Prompt ▸ Where does the string "Malaysia" appear in the records? Copy every line that contains it.

Entries supplied ▸
————————

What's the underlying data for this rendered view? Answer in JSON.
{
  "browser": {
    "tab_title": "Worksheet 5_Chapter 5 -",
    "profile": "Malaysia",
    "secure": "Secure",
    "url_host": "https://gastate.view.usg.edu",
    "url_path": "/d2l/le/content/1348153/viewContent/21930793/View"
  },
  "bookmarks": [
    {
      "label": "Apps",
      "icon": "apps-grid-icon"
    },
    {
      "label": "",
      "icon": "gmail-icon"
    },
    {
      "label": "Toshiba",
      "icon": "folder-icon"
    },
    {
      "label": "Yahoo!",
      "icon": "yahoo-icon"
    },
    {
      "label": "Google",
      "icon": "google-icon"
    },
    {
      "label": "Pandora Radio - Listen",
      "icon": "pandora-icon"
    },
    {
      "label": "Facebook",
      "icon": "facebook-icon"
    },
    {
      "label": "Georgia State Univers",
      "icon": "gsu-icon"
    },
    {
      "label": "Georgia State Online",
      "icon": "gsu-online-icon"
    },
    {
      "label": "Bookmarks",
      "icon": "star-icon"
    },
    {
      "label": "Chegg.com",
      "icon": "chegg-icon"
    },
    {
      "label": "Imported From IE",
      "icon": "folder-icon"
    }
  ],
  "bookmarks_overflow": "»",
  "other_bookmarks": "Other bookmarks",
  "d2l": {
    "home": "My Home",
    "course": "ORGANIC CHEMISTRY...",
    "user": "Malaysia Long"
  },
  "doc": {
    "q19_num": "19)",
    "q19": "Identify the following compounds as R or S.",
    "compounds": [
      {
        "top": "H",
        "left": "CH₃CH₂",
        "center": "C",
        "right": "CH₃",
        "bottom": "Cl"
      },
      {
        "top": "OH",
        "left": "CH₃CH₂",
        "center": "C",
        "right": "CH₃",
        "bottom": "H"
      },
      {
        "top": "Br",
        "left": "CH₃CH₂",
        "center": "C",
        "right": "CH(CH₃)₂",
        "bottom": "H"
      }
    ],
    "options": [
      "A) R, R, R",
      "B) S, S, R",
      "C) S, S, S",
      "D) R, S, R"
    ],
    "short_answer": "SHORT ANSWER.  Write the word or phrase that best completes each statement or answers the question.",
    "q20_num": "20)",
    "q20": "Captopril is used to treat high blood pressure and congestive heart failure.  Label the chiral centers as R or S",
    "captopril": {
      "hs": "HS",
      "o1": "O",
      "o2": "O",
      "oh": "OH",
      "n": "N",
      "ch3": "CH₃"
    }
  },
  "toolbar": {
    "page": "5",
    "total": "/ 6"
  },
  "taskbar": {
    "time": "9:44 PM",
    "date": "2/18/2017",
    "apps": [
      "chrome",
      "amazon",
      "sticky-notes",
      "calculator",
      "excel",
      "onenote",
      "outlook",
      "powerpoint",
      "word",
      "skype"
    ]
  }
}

————————

The response ▸
    "profile": "Malaysia",
    "user": "Malaysia Long"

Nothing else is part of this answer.